Terlebih sebagai umat islam maka pendidikan islam tentu menjadi sebuah jalan yang harus ditempuh oleh semua umat. Oleh karena itu dalam makalah ini akan dibahas atau di telaah beberapa hadits yang menerangkan tentang pendidikan keluarga yakni pendidikan yang paling optimal dalam pendidikan luar sekolah.
II.               Rumusan masalah
A.    Apa hadits yang menerangkan tentang pendidikan keluarga ?
B.     apa itu arti pengertian keluarga serta perananya dalam pendidikan?
C.     Bagaimana cara mengoptimalkan pendidikan keluarga sebagai institusi pendidikan luar sekolah?
III.           Tujuan masalah
Ø  Supaya memahami makna hadits yang menerangkan tentang pendidikan keluarga.
Ø  Agar mengetahui makna keluaga dan pendidikan.
Ø  Mengetahui langkah – langkah proses mengoptimalkan pendidikan keluarga di dalam pendidikan.

_DATA YANG DIBERIKAN_
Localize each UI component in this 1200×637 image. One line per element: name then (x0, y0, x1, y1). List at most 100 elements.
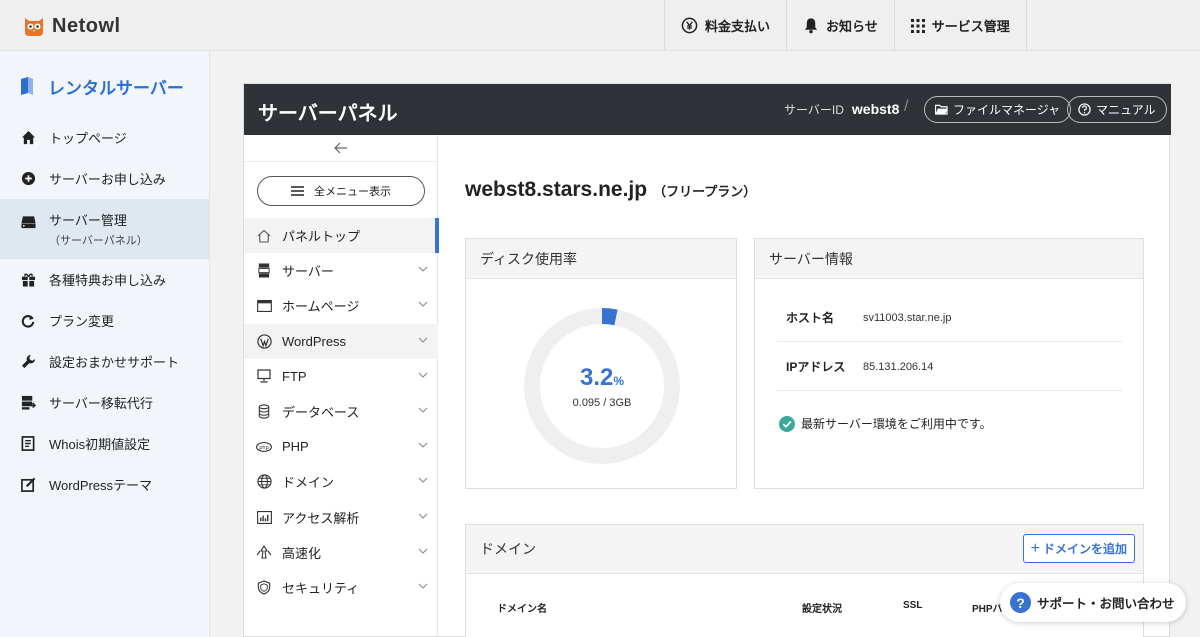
--
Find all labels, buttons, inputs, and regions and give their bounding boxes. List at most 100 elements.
---
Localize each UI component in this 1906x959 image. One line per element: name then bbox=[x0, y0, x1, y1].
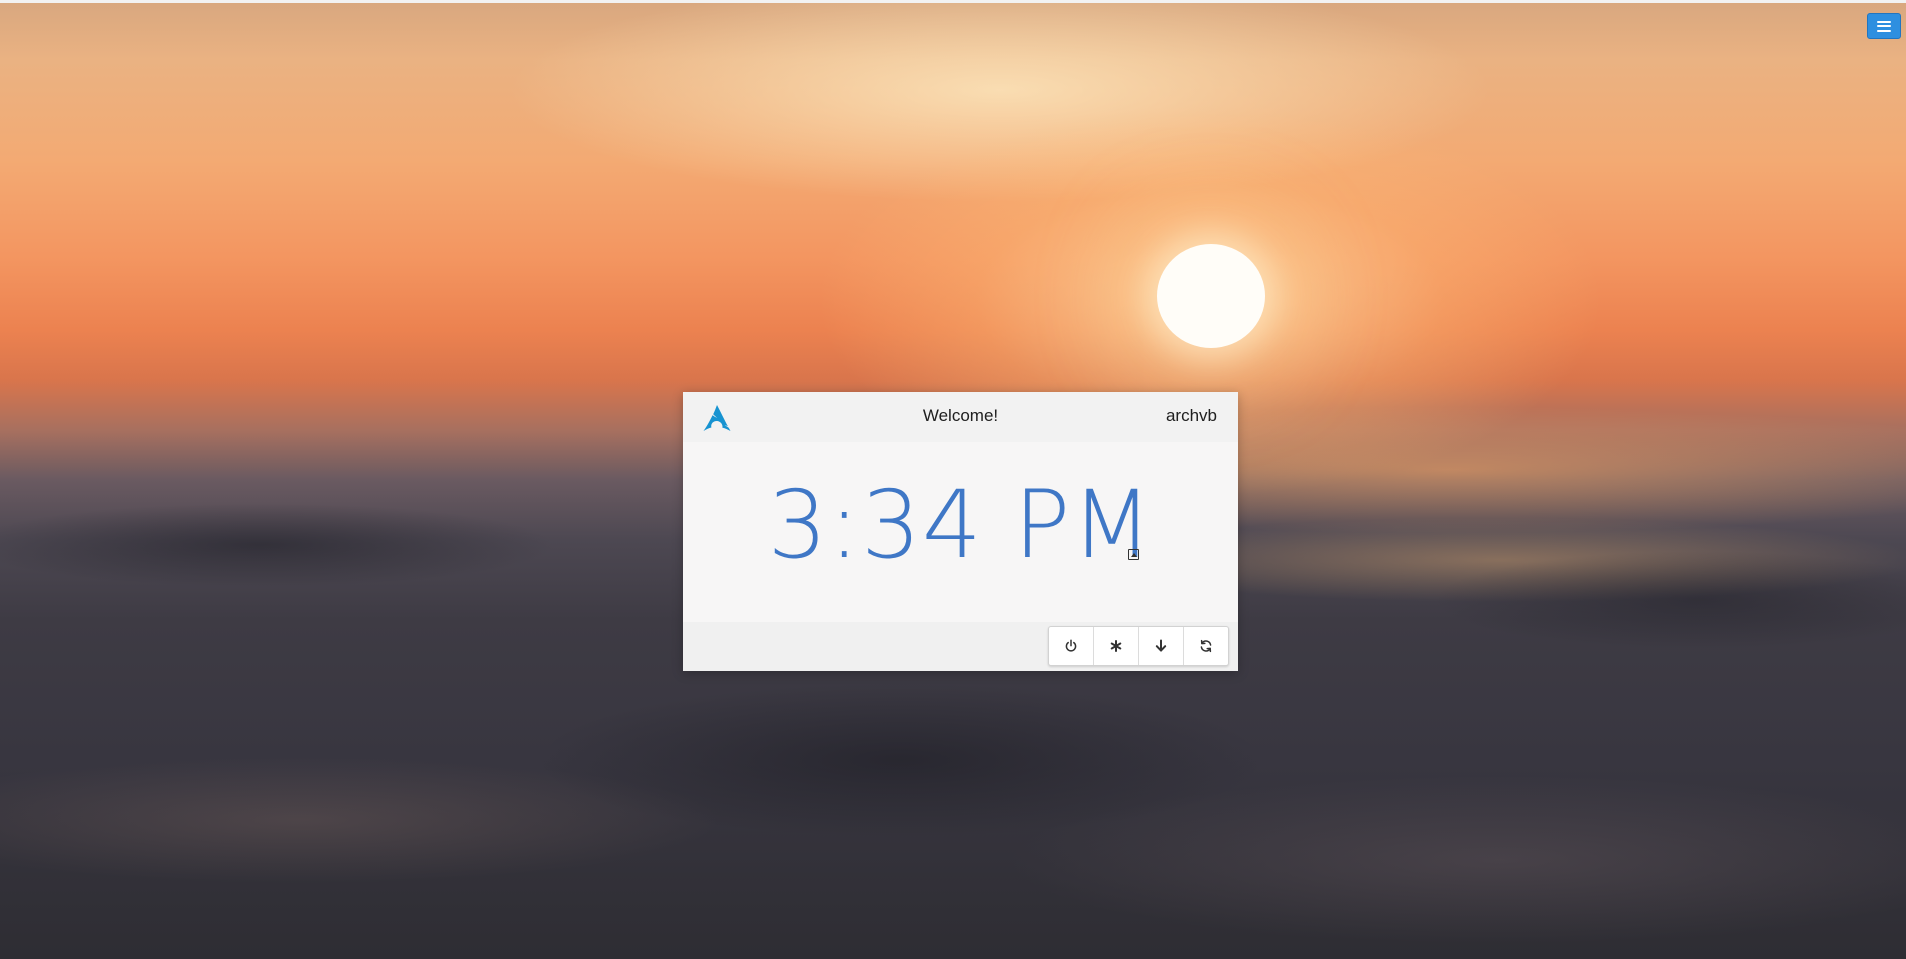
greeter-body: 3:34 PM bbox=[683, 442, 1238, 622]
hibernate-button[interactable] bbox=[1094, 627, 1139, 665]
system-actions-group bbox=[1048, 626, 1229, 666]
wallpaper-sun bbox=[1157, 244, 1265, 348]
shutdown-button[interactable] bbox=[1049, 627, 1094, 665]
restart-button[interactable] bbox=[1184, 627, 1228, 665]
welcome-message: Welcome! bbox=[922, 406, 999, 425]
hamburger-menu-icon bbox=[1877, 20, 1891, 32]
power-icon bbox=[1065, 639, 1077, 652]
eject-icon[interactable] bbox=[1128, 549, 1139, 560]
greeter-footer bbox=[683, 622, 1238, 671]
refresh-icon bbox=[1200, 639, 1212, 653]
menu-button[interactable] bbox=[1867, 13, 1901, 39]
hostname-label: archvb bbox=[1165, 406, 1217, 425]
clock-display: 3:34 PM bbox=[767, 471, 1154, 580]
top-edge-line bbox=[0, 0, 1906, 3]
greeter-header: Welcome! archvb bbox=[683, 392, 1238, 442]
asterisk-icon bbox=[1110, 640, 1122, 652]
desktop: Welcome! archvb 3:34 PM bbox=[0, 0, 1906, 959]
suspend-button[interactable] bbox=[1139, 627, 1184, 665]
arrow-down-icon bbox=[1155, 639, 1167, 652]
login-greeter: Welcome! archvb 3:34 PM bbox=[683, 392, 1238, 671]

_TUJUAN TUGAS A_
Terjemahkan kalimat berikut dari teks tentang pendidikan keluarga ke dalam bahasa Inggris: "Terlebih sebagai umat islam maka pendidikan islam tentu menjadi sebuah jalan yang harus ditempuh oleh semua umat."
_TUJUAN TUGAS B_
Menurut teks tentang pendidikan keluarga, pendidikan keluarga disebut sebagai pendidikan apa dalam pendidikan luar sekolah?
_TUJUAN TUGAS C_
Tuliskan lanjutan teks tentang pendidikan keluarga, dimulai setelah butir tujuan terakhirnya.

_HASIL AKHIR A_
Moreover, as Muslims, Islamic education is certainly a path that must be taken by the whole community.

_HASIL AKHIR B_
Pendidikan yang paling optimal dalam pendidikan luar sekolah.

_HASIL AKHIR C_
BAB II
PEMBAHASAN
A.   Hadits pengaruh lingkungan keluarga
حدثني أبو الطاهر وأحمد بن عيسى قالا حدثنا ابن وهب أخبرني يونس بن يزيد عن ابن شهاب أن أبا سلمة بن عبدالرحمن أخبره أن أبا هريرة قال  : قال رسول الله صلى الله عليه و سلم ما من مولود إلا يولد على الفطرة ثم يقول اقرؤا { فطرة الله التي فطر الناس عليها لا تبديل لخلق الله ذلك الدين القيم } [ 30 / الروم / 30 ][[1]]
Artinya:
Telah menceritakan kepadaku Abu Ath Thahir dan Ahmad bin 'Isa mereka berdua berkata; telah menceritakan kepada kami lbnu Wahb telah mengabarkan kepadaku Yunus bin Yazid dari Ibnu Syihab bahwasanya Abu Salamah bin 'Abdurrahman mengabarkan kepadanya bahwasanya Abu Hurairah berkata; Rasulullah shallallahu 'alaihi wasallam bersabda: Seorang bayi tidak dilahirkan (ke dunia ini) melainkan ia berada dalam kesucian (fitrah). Lalu dia berkata; Bacalah oleh kalian firman Allah yang berbunyi: '…tetaplah atas fitrah Allah yang telah menciptakan manusia menurut fitrahnya itu. Tidak ada perubahan atas fitrah Allah itulah agama yang lurus.' (QS. Ar Ruum (30): 30). (Riwayat Imam Muslim)

            Kata fitrah berasal dari bahasa arab yang kemudian sudah menjadi bahasa komunitas indonesia atau bahasa indonesia “jadian” (kata serapan), misalnya ; mengangkat fitrah manusia. namun tetap harus dipelihara maknanya menurut asal kelahirannya secara fitrah, karena ia mengandung makna yang relegius. karena fitrah bukan saja bawaan sejak lahir seperti naluri dan jati diri seseorang, akan tetapi sangat berkaitan dengan esensi dan rahasia fitrah itu sendiri yang masih di pandang semu oleh sebagian orang.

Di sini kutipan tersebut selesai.